## GOAL
Your task is to gather the lines below that hold the string "alav".

# START OF SUPPLIED MATERIAL

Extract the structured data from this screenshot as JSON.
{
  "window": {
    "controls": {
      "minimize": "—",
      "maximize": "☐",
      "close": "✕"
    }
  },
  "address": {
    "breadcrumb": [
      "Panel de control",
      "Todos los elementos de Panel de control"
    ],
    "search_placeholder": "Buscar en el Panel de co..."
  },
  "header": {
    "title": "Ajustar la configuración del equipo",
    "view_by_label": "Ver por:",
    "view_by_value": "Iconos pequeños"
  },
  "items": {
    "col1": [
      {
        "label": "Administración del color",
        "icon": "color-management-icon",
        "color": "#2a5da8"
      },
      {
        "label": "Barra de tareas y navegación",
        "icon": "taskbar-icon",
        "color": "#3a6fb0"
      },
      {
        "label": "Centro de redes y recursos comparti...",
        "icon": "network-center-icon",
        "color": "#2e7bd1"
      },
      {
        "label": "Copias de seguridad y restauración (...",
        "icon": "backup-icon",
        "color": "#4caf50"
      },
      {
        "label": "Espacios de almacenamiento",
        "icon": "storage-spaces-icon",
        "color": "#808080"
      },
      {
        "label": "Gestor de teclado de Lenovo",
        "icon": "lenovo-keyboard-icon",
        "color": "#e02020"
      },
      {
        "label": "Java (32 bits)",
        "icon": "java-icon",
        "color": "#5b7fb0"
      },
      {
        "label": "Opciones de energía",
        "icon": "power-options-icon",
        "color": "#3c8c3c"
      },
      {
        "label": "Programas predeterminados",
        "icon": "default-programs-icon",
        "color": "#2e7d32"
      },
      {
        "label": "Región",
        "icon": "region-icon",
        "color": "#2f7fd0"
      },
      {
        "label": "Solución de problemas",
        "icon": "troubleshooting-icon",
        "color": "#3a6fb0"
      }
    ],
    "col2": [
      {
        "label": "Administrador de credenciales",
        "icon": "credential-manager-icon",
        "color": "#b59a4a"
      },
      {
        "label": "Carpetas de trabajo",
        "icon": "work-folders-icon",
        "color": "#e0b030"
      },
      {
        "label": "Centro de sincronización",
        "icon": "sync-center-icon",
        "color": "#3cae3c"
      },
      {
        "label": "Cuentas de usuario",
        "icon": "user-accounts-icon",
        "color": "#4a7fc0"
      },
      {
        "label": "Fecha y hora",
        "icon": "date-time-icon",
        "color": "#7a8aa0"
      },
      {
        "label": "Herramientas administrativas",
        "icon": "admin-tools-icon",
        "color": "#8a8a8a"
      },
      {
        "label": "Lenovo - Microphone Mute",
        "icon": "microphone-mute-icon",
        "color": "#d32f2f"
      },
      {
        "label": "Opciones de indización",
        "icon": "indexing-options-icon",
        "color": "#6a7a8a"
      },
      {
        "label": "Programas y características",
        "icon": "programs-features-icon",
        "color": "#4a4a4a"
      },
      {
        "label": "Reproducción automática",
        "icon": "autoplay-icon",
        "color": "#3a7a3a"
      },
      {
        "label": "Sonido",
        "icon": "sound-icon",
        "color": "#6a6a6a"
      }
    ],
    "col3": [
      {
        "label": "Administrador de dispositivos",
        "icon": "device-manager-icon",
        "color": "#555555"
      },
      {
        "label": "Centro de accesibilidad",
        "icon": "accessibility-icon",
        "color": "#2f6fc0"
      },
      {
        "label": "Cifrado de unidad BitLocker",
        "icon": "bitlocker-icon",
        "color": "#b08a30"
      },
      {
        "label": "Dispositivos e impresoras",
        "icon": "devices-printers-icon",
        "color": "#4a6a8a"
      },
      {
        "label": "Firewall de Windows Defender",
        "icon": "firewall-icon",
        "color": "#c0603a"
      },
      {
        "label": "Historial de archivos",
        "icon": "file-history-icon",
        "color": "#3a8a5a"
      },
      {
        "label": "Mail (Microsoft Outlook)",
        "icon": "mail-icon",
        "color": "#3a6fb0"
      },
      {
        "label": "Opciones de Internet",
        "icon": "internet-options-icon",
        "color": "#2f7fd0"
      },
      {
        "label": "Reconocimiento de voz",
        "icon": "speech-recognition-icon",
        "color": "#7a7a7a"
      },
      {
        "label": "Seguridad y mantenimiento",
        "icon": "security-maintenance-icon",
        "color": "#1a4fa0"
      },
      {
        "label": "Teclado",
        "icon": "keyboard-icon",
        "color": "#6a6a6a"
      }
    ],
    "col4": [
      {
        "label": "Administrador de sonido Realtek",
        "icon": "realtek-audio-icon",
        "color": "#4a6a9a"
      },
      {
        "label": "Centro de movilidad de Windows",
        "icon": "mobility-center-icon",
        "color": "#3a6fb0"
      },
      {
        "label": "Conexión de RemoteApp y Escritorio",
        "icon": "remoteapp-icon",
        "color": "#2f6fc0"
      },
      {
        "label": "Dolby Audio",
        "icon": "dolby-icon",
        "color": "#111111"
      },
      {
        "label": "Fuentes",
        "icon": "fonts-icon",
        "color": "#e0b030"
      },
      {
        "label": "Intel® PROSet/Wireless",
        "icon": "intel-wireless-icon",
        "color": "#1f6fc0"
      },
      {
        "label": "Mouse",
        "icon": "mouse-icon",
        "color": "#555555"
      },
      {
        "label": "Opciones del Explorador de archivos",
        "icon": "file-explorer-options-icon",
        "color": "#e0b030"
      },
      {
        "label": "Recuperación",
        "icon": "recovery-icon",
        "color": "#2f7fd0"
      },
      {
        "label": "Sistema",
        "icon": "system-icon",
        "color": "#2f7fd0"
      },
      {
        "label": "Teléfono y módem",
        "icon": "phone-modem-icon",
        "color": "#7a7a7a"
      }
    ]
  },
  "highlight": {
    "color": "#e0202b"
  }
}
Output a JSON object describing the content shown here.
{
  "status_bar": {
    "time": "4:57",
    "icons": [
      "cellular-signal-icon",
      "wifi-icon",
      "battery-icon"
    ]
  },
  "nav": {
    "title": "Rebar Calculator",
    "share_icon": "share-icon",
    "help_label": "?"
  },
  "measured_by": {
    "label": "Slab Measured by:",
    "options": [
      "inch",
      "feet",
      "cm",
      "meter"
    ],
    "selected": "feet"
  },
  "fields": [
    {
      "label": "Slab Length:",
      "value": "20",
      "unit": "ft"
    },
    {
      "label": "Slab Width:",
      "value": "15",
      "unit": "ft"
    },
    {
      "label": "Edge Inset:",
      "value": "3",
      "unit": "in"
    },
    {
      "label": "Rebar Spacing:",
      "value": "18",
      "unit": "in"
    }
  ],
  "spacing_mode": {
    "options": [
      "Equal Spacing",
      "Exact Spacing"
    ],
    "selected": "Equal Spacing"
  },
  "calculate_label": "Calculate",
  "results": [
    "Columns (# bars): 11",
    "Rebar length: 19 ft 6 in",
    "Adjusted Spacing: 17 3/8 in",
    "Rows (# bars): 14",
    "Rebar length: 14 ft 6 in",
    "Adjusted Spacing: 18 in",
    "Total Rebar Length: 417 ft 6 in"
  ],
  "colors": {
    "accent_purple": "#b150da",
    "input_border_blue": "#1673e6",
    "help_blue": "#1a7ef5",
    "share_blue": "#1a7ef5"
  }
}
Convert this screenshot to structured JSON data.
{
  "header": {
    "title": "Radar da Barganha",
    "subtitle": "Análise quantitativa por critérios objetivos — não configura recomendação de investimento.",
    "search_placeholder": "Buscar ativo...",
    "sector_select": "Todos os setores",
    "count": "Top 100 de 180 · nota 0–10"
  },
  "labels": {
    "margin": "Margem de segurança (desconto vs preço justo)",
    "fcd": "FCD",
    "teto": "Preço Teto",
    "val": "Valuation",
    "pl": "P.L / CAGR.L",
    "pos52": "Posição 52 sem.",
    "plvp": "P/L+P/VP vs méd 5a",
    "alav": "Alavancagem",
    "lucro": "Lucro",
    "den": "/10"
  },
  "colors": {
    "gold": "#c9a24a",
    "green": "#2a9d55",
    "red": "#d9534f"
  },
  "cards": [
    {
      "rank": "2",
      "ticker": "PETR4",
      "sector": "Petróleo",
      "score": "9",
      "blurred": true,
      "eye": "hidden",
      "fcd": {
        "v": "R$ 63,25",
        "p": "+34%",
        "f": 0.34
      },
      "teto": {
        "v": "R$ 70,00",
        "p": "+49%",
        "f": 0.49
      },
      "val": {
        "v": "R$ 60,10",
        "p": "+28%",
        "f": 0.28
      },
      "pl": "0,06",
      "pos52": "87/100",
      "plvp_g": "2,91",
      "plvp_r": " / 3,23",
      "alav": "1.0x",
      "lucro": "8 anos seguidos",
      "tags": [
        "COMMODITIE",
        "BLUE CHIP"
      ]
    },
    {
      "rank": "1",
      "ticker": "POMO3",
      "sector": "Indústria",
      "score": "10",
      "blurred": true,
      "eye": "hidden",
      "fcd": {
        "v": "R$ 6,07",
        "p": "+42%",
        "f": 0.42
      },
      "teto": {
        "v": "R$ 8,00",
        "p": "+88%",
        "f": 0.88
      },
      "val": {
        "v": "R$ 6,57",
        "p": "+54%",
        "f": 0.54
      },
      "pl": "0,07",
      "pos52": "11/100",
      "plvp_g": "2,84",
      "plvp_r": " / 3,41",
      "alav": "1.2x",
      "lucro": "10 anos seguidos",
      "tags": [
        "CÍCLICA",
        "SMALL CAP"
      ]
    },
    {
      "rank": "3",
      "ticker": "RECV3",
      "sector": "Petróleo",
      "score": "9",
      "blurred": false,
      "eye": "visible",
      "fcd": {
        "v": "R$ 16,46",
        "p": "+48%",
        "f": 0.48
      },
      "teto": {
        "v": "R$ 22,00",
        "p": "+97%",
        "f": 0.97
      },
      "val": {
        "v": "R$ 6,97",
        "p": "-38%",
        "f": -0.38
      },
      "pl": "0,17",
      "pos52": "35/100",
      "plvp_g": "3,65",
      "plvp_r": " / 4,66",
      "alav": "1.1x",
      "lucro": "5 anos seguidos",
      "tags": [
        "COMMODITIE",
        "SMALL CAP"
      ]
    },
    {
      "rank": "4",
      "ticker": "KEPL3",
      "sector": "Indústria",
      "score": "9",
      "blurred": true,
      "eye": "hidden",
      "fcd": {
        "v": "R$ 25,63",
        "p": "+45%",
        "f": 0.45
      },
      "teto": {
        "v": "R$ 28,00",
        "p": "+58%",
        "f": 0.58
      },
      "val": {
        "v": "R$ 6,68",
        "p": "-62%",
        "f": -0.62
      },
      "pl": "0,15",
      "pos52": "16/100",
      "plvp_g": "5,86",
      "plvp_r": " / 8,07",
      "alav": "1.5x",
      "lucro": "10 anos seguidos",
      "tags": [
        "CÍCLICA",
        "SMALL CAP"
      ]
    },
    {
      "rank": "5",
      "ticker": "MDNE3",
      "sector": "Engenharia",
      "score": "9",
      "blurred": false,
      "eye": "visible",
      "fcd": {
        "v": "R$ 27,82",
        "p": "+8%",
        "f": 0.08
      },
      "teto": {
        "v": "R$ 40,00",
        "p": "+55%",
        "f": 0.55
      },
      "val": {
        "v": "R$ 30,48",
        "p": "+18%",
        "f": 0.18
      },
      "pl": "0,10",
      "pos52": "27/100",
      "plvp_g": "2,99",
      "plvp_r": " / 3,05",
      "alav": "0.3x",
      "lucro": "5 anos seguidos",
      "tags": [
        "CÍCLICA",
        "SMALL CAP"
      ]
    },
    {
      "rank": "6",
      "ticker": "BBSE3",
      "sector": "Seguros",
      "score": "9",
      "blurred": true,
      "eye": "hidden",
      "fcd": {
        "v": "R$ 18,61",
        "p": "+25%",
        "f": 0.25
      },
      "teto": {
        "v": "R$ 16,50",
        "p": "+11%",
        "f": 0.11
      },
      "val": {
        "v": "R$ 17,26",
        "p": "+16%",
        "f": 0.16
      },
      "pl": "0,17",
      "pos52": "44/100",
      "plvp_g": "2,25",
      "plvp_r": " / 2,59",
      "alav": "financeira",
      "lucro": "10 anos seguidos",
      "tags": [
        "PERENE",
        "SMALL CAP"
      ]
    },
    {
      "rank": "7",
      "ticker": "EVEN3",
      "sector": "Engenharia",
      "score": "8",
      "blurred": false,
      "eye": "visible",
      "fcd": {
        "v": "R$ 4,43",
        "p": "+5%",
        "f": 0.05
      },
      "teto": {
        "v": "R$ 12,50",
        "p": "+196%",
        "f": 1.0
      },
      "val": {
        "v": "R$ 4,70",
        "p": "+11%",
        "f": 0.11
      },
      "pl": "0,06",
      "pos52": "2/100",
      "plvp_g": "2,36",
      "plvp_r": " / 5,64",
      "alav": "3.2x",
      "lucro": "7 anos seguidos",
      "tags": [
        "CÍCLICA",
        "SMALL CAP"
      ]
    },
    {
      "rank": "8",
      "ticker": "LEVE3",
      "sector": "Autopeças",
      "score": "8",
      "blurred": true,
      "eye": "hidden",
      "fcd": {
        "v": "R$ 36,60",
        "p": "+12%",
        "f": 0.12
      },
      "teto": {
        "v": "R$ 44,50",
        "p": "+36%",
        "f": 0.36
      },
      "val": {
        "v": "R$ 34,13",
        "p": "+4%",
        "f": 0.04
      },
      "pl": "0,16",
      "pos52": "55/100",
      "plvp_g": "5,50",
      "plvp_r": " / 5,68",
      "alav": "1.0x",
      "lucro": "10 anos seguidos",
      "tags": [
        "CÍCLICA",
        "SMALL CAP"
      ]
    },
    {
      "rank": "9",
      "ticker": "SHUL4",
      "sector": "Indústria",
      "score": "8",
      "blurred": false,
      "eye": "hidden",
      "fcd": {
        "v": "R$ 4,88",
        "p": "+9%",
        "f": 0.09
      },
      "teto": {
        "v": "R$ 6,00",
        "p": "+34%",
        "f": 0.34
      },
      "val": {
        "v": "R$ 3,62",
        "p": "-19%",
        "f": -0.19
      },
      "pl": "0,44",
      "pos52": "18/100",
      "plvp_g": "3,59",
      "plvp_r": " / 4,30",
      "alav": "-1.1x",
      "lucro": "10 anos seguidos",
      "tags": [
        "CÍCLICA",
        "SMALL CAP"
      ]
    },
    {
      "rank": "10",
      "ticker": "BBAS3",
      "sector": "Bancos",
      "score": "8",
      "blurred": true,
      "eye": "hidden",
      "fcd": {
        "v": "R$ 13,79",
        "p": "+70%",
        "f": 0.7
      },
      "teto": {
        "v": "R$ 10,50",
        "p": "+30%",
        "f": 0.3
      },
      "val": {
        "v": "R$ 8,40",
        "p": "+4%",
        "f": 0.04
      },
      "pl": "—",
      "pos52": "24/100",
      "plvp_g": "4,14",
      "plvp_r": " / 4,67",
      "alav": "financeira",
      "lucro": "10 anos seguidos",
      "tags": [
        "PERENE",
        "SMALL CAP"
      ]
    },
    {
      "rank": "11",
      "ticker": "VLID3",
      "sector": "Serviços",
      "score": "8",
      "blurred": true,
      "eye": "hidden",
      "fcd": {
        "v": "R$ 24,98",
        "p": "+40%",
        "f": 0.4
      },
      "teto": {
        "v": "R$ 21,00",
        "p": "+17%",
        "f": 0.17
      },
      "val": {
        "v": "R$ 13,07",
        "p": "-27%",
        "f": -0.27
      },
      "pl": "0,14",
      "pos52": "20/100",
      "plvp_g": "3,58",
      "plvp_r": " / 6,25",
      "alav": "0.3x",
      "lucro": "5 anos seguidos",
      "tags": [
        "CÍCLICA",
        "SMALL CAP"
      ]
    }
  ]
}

# END OF SUPPLIED MATERIAL

## CORRECT OUTPUT
    "alav": "Alavancagem",
      "alav": "1.0x",
      "alav": "1.2x",
      "alav": "1.1x",
      "alav": "1.5x",
      "alav": "0.3x",
      "alav": "financeira",
      "alav": "3.2x",
      "alav": "1.0x",
      "alav": "-1.1x",
      "alav": "financeira",
      "alav": "0.3x",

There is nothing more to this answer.